§ **Given instruction**: Determine the number of lines where "this" occurs and reply with that number by itself.

§ **Supplied material**:

::::::

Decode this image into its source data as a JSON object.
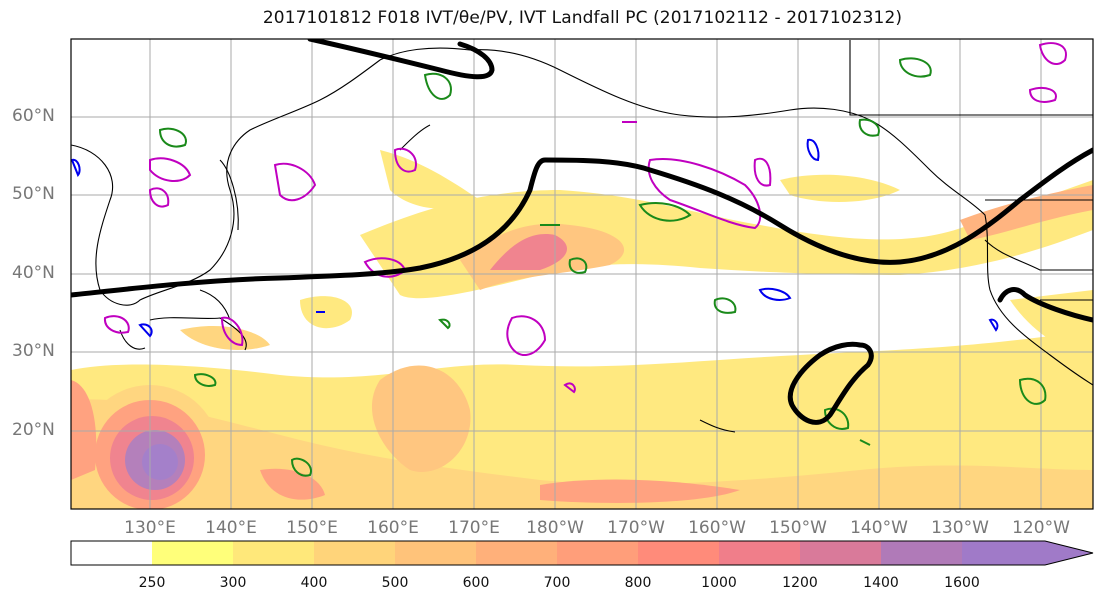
{
  "title": "2017101812 F018 IVT/θe/PV, IVT Landfall PC (2017102112 - 2017102312)",
  "lat_labels": [
    "60°N",
    "50°N",
    "40°N",
    "30°N",
    "20°N"
  ],
  "lon_labels": [
    "130°E",
    "140°E",
    "150°E",
    "160°E",
    "170°E",
    "180°W",
    "170°W",
    "160°W",
    "150°W",
    "140°W",
    "130°W",
    "120°W"
  ],
  "colorbar": {
    "levels": [
      "250",
      "300",
      "400",
      "500",
      "600",
      "700",
      "800",
      "1000",
      "1200",
      "1400",
      "1600"
    ],
    "colors": [
      "#ffffff",
      "#ffff7a",
      "#ffe87a",
      "#ffd47a",
      "#ffc37a",
      "#ffb07a",
      "#ff9e7a",
      "#ff8b7a",
      "#f07e8a",
      "#d97a9a",
      "#b07ab8",
      "#a07ac8"
    ]
  },
  "legend_colors": {
    "pv_contour": "#1a8a1a",
    "theta_e_contour": "#c000c0",
    "blue_contour": "#0000ee",
    "landfall_pc": "#000000"
  }
}
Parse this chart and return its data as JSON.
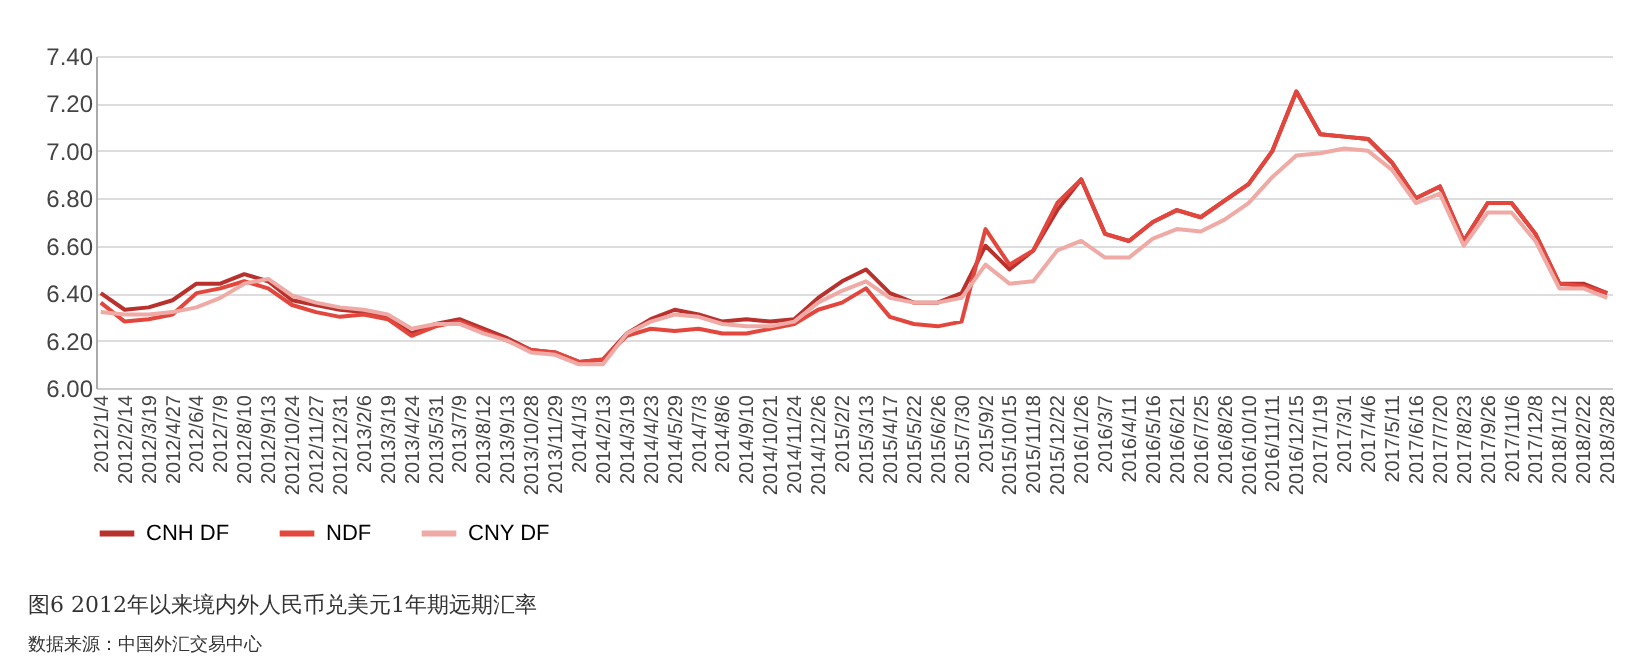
{
  "chart_data": {
    "type": "line",
    "title": "图6  2012年以来境内外人民币兑美元1年期远期汇率",
    "annotations": [
      "数据来源：中国外汇交易中心"
    ],
    "categories": [
      "2012/1/4",
      "2012/2/14",
      "2012/3/19",
      "2012/4/27",
      "2012/6/4",
      "2012/7/9",
      "2012/8/10",
      "2012/9/13",
      "2012/10/24",
      "2012/11/27",
      "2012/12/31",
      "2013/2/6",
      "2013/3/19",
      "2013/4/24",
      "2013/5/31",
      "2013/7/9",
      "2013/8/12",
      "2013/9/13",
      "2013/10/28",
      "2013/11/29",
      "2014/1/3",
      "2014/2/13",
      "2014/3/19",
      "2014/4/23",
      "2014/5/29",
      "2014/7/3",
      "2014/8/6",
      "2014/9/10",
      "2014/10/21",
      "2014/11/24",
      "2014/12/26",
      "2015/2/2",
      "2015/3/13",
      "2015/4/17",
      "2015/5/22",
      "2015/6/26",
      "2015/7/30",
      "2015/9/2",
      "2015/10/15",
      "2015/11/18",
      "2015/12/22",
      "2016/1/26",
      "2016/3/7",
      "2016/4/11",
      "2016/5/16",
      "2016/6/21",
      "2016/7/25",
      "2016/8/26",
      "2016/10/10",
      "2016/11/11",
      "2016/12/15",
      "2017/1/19",
      "2017/3/1",
      "2017/4/6",
      "2017/5/11",
      "2017/6/16",
      "2017/7/20",
      "2017/8/23",
      "2017/9/26",
      "2017/11/6",
      "2017/12/8",
      "2018/1/12",
      "2018/2/22",
      "2018/3/28"
    ],
    "series": [
      {
        "name": "CNH DF",
        "color": "#b8312c",
        "values": [
          6.4,
          6.33,
          6.34,
          6.37,
          6.44,
          6.44,
          6.48,
          6.45,
          6.37,
          6.35,
          6.33,
          6.32,
          6.3,
          6.23,
          6.27,
          6.29,
          6.25,
          6.21,
          6.16,
          6.15,
          6.11,
          6.12,
          6.23,
          6.29,
          6.33,
          6.31,
          6.28,
          6.29,
          6.28,
          6.29,
          6.38,
          6.45,
          6.5,
          6.4,
          6.36,
          6.36,
          6.4,
          6.6,
          6.5,
          6.58,
          6.75,
          6.88,
          6.65,
          6.62,
          6.7,
          6.75,
          6.72,
          6.79,
          6.86,
          7.0,
          7.25,
          7.07,
          7.06,
          7.05,
          6.95,
          6.8,
          6.85,
          6.62,
          6.78,
          6.78,
          6.65,
          6.44,
          6.44,
          6.4
        ]
      },
      {
        "name": "NDF",
        "color": "#e2463d",
        "values": [
          6.36,
          6.28,
          6.29,
          6.31,
          6.4,
          6.42,
          6.45,
          6.42,
          6.35,
          6.32,
          6.3,
          6.31,
          6.29,
          6.22,
          6.26,
          6.28,
          6.24,
          6.2,
          6.16,
          6.15,
          6.11,
          6.12,
          6.22,
          6.25,
          6.24,
          6.25,
          6.23,
          6.23,
          6.25,
          6.27,
          6.33,
          6.36,
          6.42,
          6.3,
          6.27,
          6.26,
          6.28,
          6.67,
          6.52,
          6.58,
          6.78,
          6.88,
          6.65,
          6.62,
          6.7,
          6.75,
          6.72,
          6.79,
          6.86,
          7.0,
          7.25,
          7.07,
          7.06,
          7.05,
          6.95,
          6.8,
          6.85,
          6.62,
          6.78,
          6.78,
          6.65,
          6.44,
          6.43,
          6.4
        ]
      },
      {
        "name": "CNY DF",
        "color": "#efaaa5",
        "values": [
          6.32,
          6.31,
          6.31,
          6.32,
          6.34,
          6.38,
          6.44,
          6.46,
          6.39,
          6.36,
          6.34,
          6.33,
          6.31,
          6.25,
          6.27,
          6.27,
          6.23,
          6.2,
          6.15,
          6.14,
          6.1,
          6.1,
          6.23,
          6.28,
          6.31,
          6.3,
          6.27,
          6.26,
          6.26,
          6.28,
          6.36,
          6.41,
          6.45,
          6.38,
          6.36,
          6.36,
          6.38,
          6.52,
          6.44,
          6.45,
          6.58,
          6.62,
          6.55,
          6.55,
          6.63,
          6.67,
          6.66,
          6.71,
          6.78,
          6.89,
          6.98,
          6.99,
          7.01,
          7.0,
          6.92,
          6.78,
          6.82,
          6.6,
          6.74,
          6.74,
          6.62,
          6.42,
          6.42,
          6.38
        ]
      }
    ],
    "ylim": [
      6.0,
      7.4
    ],
    "yticks": [
      {
        "value": 6.0,
        "label": "6.00"
      },
      {
        "value": 6.2,
        "label": "6.20"
      },
      {
        "value": 6.4,
        "label": "6.40"
      },
      {
        "value": 6.6,
        "label": "6.60"
      },
      {
        "value": 6.8,
        "label": "6.80"
      },
      {
        "value": 7.0,
        "label": "7.00"
      },
      {
        "value": 7.2,
        "label": "7.20"
      },
      {
        "value": 7.4,
        "label": "7.40"
      }
    ],
    "grid": "y",
    "legend": "bottom"
  }
}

::::::

§ **Correct answer**: 2